Skip the images and copy each record exactly as written.

—————

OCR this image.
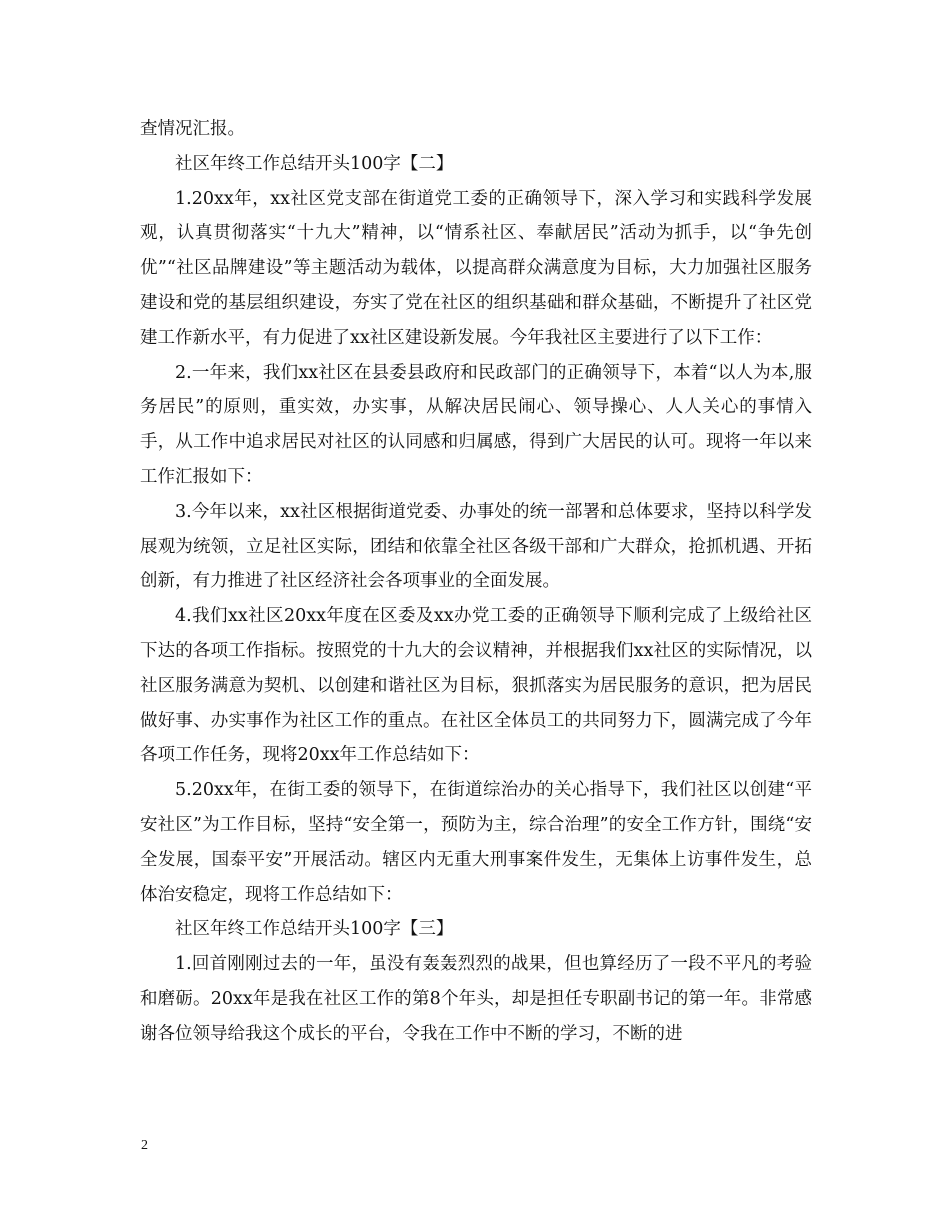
查情况汇报。

社区年终工作总结开头100字【二】

1.20xx年，xx社区党支部在街道党工委的正确领导下，深入学习和实践科学发展观，认真贯彻落实“十九大”精神，以“情系社区、奉献居民”活动为抓手，以“争先创优”“社区品牌建设”等主题活动为载体，以提高群众满意度为目标，大力加强社区服务建设和党的基层组织建设，夯实了党在社区的组织基础和群众基础，不断提升了社区党建工作新水平，有力促进了xx社区建设新发展。今年我社区主要进行了以下工作：

2.一年来，我们xx社区在县委县政府和民政部门的正确领导下，本着“以人为本,服务居民”的原则，重实效，办实事，从解决居民闹心、领导操心、人人关心的事情入手，从工作中追求居民对社区的认同感和归属感，得到广大居民的认可。现将一年以来工作汇报如下：

3.今年以来，xx社区根据街道党委、办事处的统一部署和总体要求，坚持以科学发展观为统领，立足社区实际，团结和依靠全社区各级干部和广大群众，抢抓机遇、开拓创新，有力推进了社区经济社会各项事业的全面发展。

4.我们xx社区20xx年度在区委及xx办党工委的正确领导下顺利完成了上级给社区下达的各项工作指标。按照党的十九大的会议精神，并根据我们xx社区的实际情况，以社区服务满意为契机、以创建和谐社区为目标，狠抓落实为居民服务的意识，把为居民做好事、办实事作为社区工作的重点。在社区全体员工的共同努力下，圆满完成了今年各项工作任务，现将20xx年工作总结如下：

5.20xx年，在街工委的领导下，在街道综治办的关心指导下，我们社区以创建“平安社区”为工作目标，坚持“安全第一，预防为主，综合治理”的安全工作方针，围绕“安全发展，国泰平安”开展活动。辖区内无重大刑事案件发生，无集体上访事件发生，总体治安稳定，现将工作总结如下：

社区年终工作总结开头100字【三】

1.回首刚刚过去的一年，虽没有轰轰烈烈的战果，但也算经历了一段不平凡的考验和磨砺。20xx年是我在社区工作的第8个年头，却是担任专职副书记的第一年。非常感谢各位领导给我这个成长的平台，令我在工作中不断的学习，不断的进

2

—————

● **Full solution**:
OCR this image.
查情况汇报。

社区年终工作总结开头100字【二】

1.20xx年，xx社区党支部在街道党工委的正确领导下，深入学习和实践科学发展观，认真贯彻落实“十九大”精神，以“情系社区、奉献居民”活动为抓手，以“争先创优”“社区品牌建设”等主题活动为载体，以提高群众满意度为目标，大力加强社区服务建设和党的基层组织建设，夯实了党在社区的组织基础和群众基础，不断提升了社区党建工作新水平，有力促进了xx社区建设新发展。今年我社区主要进行了以下工作：

2.一年来，我们xx社区在县委县政府和民政部门的正确领导下，本着“以人为本,服务居民”的原则，重实效，办实事，从解决居民闹心、领导操心、人人关心的事情入手，从工作中追求居民对社区的认同感和归属感，得到广大居民的认可。现将一年以来工作汇报如下：

3.今年以来，xx社区根据街道党委、办事处的统一部署和总体要求，坚持以科学发展观为统领，立足社区实际，团结和依靠全社区各级干部和广大群众，抢抓机遇、开拓创新，有力推进了社区经济社会各项事业的全面发展。

4.我们xx社区20xx年度在区委及xx办党工委的正确领导下顺利完成了上级给社区下达的各项工作指标。按照党的十九大的会议精神，并根据我们xx社区的实际情况，以社区服务满意为契机、以创建和谐社区为目标，狠抓落实为居民服务的意识，把为居民做好事、办实事作为社区工作的重点。在社区全体员工的共同努力下，圆满完成了今年各项工作任务，现将20xx年工作总结如下：

5.20xx年，在街工委的领导下，在街道综治办的关心指导下，我们社区以创建“平安社区”为工作目标，坚持“安全第一，预防为主，综合治理”的安全工作方针，围绕“安全发展，国泰平安”开展活动。辖区内无重大刑事案件发生，无集体上访事件发生，总体治安稳定，现将工作总结如下：

社区年终工作总结开头100字【三】

1.回首刚刚过去的一年，虽没有轰轰烈烈的战果，但也算经历了一段不平凡的考验和磨砺。20xx年是我在社区工作的第8个年头，却是担任专职副书记的第一年。非常感谢各位领导给我这个成长的平台，令我在工作中不断的学习，不断的进

2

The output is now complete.